#### RECORDS SHOWN:
+++
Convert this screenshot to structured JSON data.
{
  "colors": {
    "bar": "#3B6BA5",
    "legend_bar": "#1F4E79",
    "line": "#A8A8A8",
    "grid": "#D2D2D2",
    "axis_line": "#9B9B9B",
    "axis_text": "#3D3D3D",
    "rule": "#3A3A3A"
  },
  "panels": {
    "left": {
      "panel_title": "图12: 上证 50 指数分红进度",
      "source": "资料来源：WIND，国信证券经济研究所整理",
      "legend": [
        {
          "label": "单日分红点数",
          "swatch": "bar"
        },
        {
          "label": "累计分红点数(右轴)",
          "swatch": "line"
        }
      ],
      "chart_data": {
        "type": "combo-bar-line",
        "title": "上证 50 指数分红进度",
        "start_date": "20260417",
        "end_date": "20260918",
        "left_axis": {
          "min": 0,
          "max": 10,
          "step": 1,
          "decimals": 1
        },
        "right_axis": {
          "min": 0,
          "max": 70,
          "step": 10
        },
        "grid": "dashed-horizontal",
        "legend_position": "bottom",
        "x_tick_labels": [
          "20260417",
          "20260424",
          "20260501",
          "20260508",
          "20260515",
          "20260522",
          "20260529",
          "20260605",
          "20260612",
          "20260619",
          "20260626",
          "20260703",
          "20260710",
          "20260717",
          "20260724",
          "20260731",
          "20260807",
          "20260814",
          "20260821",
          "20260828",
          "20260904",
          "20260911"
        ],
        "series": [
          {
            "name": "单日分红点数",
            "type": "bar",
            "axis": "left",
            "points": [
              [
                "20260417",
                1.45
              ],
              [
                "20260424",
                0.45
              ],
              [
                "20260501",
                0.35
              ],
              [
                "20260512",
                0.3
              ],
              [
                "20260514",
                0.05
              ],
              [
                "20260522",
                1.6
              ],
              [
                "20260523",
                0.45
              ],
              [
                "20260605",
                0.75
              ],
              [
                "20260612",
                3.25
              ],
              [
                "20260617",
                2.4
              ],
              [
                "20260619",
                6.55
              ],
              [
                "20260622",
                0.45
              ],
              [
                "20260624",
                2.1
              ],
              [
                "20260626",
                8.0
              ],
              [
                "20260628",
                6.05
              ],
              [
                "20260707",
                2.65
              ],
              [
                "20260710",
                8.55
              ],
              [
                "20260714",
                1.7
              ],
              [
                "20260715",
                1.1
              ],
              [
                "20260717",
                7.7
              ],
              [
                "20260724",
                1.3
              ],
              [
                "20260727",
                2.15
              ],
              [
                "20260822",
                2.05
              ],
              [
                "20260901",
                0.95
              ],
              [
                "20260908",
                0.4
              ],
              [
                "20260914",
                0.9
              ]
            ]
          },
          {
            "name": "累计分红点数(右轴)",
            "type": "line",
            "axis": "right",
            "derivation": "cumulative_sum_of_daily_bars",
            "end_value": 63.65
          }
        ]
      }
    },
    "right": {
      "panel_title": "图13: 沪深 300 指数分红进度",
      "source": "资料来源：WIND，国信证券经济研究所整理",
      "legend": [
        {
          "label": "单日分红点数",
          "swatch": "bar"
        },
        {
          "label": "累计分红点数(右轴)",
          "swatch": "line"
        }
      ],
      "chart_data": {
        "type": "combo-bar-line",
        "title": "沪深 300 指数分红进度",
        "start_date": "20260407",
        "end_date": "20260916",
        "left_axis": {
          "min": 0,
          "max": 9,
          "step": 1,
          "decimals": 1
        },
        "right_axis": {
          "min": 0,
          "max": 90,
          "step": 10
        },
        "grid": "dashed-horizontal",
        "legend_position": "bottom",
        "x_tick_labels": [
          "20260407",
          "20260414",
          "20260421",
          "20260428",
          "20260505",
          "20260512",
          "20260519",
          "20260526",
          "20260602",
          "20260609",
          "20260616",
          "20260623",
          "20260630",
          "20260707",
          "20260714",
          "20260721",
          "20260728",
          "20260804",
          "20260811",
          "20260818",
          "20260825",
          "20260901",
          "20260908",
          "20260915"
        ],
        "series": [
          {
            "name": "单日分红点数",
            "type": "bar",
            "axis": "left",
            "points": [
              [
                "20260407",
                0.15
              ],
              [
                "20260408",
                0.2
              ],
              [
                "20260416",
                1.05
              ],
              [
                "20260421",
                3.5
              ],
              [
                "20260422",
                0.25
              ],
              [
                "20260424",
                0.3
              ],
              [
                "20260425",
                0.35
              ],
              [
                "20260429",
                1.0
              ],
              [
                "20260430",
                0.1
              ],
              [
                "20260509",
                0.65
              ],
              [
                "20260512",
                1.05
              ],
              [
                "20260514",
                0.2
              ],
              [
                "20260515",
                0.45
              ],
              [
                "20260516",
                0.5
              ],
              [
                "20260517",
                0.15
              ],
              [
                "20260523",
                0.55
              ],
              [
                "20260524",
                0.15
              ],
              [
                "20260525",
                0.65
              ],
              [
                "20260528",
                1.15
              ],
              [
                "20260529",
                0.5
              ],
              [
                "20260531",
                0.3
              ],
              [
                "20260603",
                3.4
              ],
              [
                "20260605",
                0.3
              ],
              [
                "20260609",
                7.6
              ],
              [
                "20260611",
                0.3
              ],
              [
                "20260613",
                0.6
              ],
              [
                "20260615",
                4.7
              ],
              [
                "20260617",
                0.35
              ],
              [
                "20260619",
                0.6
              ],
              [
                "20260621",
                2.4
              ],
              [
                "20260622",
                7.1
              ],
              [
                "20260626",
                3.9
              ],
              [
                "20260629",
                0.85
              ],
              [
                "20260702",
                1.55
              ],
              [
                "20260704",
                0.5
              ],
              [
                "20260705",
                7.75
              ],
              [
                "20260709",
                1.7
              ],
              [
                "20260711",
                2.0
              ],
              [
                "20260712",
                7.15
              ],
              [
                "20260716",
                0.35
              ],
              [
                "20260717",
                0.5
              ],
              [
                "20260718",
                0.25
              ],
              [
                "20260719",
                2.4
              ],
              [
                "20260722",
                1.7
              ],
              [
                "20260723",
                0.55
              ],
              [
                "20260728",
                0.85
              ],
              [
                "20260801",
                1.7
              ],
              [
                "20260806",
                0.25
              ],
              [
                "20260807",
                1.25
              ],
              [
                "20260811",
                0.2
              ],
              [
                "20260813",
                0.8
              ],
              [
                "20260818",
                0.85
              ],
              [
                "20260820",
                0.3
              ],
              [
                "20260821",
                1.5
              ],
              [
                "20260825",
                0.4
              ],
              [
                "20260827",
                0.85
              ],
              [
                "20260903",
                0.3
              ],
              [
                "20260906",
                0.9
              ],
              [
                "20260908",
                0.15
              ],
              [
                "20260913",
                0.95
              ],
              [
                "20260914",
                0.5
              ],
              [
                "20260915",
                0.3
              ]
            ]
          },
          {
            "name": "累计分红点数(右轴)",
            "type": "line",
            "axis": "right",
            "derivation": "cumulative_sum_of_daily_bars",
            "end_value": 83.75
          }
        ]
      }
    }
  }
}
+++
#### AIM OF THE TASK:
Would you copy out each line exactly as written?

#### EXERCISE SOLUTION:
Convert this screenshot to structured JSON data.
{
  "colors": {
    "bar": "#3B6BA5",
    "legend_bar": "#1F4E79",
    "line": "#A8A8A8",
    "grid": "#D2D2D2",
    "axis_line": "#9B9B9B",
    "axis_text": "#3D3D3D",
    "rule": "#3A3A3A"
  },
  "panels": {
    "left": {
      "panel_title": "图12: 上证 50 指数分红进度",
      "source": "资料来源：WIND，国信证券经济研究所整理",
      "legend": [
        {
          "label": "单日分红点数",
          "swatch": "bar"
        },
        {
          "label": "累计分红点数(右轴)",
          "swatch": "line"
        }
      ],
      "chart_data": {
        "type": "combo-bar-line",
        "title": "上证 50 指数分红进度",
        "start_date": "20260417",
        "end_date": "20260918",
        "left_axis": {
          "min": 0,
          "max": 10,
          "step": 1,
          "decimals": 1
        },
        "right_axis": {
          "min": 0,
          "max": 70,
          "step": 10
        },
        "grid": "dashed-horizontal",
        "legend_position": "bottom",
        "x_tick_labels": [
          "20260417",
          "20260424",
          "20260501",
          "20260508",
          "20260515",
          "20260522",
          "20260529",
          "20260605",
          "20260612",
          "20260619",
          "20260626",
          "20260703",
          "20260710",
          "20260717",
          "20260724",
          "20260731",
          "20260807",
          "20260814",
          "20260821",
          "20260828",
          "20260904",
          "20260911"
        ],
        "series": [
          {
            "name": "单日分红点数",
            "type": "bar",
            "axis": "left",
            "points": [
              [
                "20260417",
                1.45
              ],
              [
                "20260424",
                0.45
              ],
              [
                "20260501",
                0.35
              ],
              [
                "20260512",
                0.3
              ],
              [
                "20260514",
                0.05
              ],
              [
                "20260522",
                1.6
              ],
              [
                "20260523",
                0.45
              ],
              [
                "20260605",
                0.75
              ],
              [
                "20260612",
                3.25
              ],
              [
                "20260617",
                2.4
              ],
              [
                "20260619",
                6.55
              ],
              [
                "20260622",
                0.45
              ],
              [
                "20260624",
                2.1
              ],
              [
                "20260626",
                8.0
              ],
              [
                "20260628",
                6.05
              ],
              [
                "20260707",
                2.65
              ],
              [
                "20260710",
                8.55
              ],
              [
                "20260714",
                1.7
              ],
              [
                "20260715",
                1.1
              ],
              [
                "20260717",
                7.7
              ],
              [
                "20260724",
                1.3
              ],
              [
                "20260727",
                2.15
              ],
              [
                "20260822",
                2.05
              ],
              [
                "20260901",
                0.95
              ],
              [
                "20260908",
                0.4
              ],
              [
                "20260914",
                0.9
              ]
            ]
          },
          {
            "name": "累计分红点数(右轴)",
            "type": "line",
            "axis": "right",
            "derivation": "cumulative_sum_of_daily_bars",
            "end_value": 63.65
          }
        ]
      }
    },
    "right": {
      "panel_title": "图13: 沪深 300 指数分红进度",
      "source": "资料来源：WIND，国信证券经济研究所整理",
      "legend": [
        {
          "label": "单日分红点数",
          "swatch": "bar"
        },
        {
          "label": "累计分红点数(右轴)",
          "swatch": "line"
        }
      ],
      "chart_data": {
        "type": "combo-bar-line",
        "title": "沪深 300 指数分红进度",
        "start_date": "20260407",
        "end_date": "20260916",
        "left_axis": {
          "min": 0,
          "max": 9,
          "step": 1,
          "decimals": 1
        },
        "right_axis": {
          "min": 0,
          "max": 90,
          "step": 10
        },
        "grid": "dashed-horizontal",
        "legend_position": "bottom",
        "x_tick_labels": [
          "20260407",
          "20260414",
          "20260421",
          "20260428",
          "20260505",
          "20260512",
          "20260519",
          "20260526",
          "20260602",
          "20260609",
          "20260616",
          "20260623",
          "20260630",
          "20260707",
          "20260714",
          "20260721",
          "20260728",
          "20260804",
          "20260811",
          "20260818",
          "20260825",
          "20260901",
          "20260908",
          "20260915"
        ],
        "series": [
          {
            "name": "单日分红点数",
            "type": "bar",
            "axis": "left",
            "points": [
              [
                "20260407",
                0.15
              ],
              [
                "20260408",
                0.2
              ],
              [
                "20260416",
                1.05
              ],
              [
                "20260421",
                3.5
              ],
              [
                "20260422",
                0.25
              ],
              [
                "20260424",
                0.3
              ],
              [
                "20260425",
                0.35
              ],
              [
                "20260429",
                1.0
              ],
              [
                "20260430",
                0.1
              ],
              [
                "20260509",
                0.65
              ],
              [
                "20260512",
                1.05
              ],
              [
                "20260514",
                0.2
              ],
              [
                "20260515",
                0.45
              ],
              [
                "20260516",
                0.5
              ],
              [
                "20260517",
                0.15
              ],
              [
                "20260523",
                0.55
              ],
              [
                "20260524",
                0.15
              ],
              [
                "20260525",
                0.65
              ],
              [
                "20260528",
                1.15
              ],
              [
                "20260529",
                0.5
              ],
              [
                "20260531",
                0.3
              ],
              [
                "20260603",
                3.4
              ],
              [
                "20260605",
                0.3
              ],
              [
                "20260609",
                7.6
              ],
              [
                "20260611",
                0.3
              ],
              [
                "20260613",
                0.6
              ],
              [
                "20260615",
                4.7
              ],
              [
                "20260617",
                0.35
              ],
              [
                "20260619",
                0.6
              ],
              [
                "20260621",
                2.4
              ],
              [
                "20260622",
                7.1
              ],
              [
                "20260626",
                3.9
              ],
              [
                "20260629",
                0.85
              ],
              [
                "20260702",
                1.55
              ],
              [
                "20260704",
                0.5
              ],
              [
                "20260705",
                7.75
              ],
              [
                "20260709",
                1.7
              ],
              [
                "20260711",
                2.0
              ],
              [
                "20260712",
                7.15
              ],
              [
                "20260716",
                0.35
              ],
              [
                "20260717",
                0.5
              ],
              [
                "20260718",
                0.25
              ],
              [
                "20260719",
                2.4
              ],
              [
                "20260722",
                1.7
              ],
              [
                "20260723",
                0.55
              ],
              [
                "20260728",
                0.85
              ],
              [
                "20260801",
                1.7
              ],
              [
                "20260806",
                0.25
              ],
              [
                "20260807",
                1.25
              ],
              [
                "20260811",
                0.2
              ],
              [
                "20260813",
                0.8
              ],
              [
                "20260818",
                0.85
              ],
              [
                "20260820",
                0.3
              ],
              [
                "20260821",
                1.5
              ],
              [
                "20260825",
                0.4
              ],
              [
                "20260827",
                0.85
              ],
              [
                "20260903",
                0.3
              ],
              [
                "20260906",
                0.9
              ],
              [
                "20260908",
                0.15
              ],
              [
                "20260913",
                0.95
              ],
              [
                "20260914",
                0.5
              ],
              [
                "20260915",
                0.3
              ]
            ]
          },
          {
            "name": "累计分红点数(右轴)",
            "type": "line",
            "axis": "right",
            "derivation": "cumulative_sum_of_daily_bars",
            "end_value": 83.75
          }
        ]
      }
    }
  }
}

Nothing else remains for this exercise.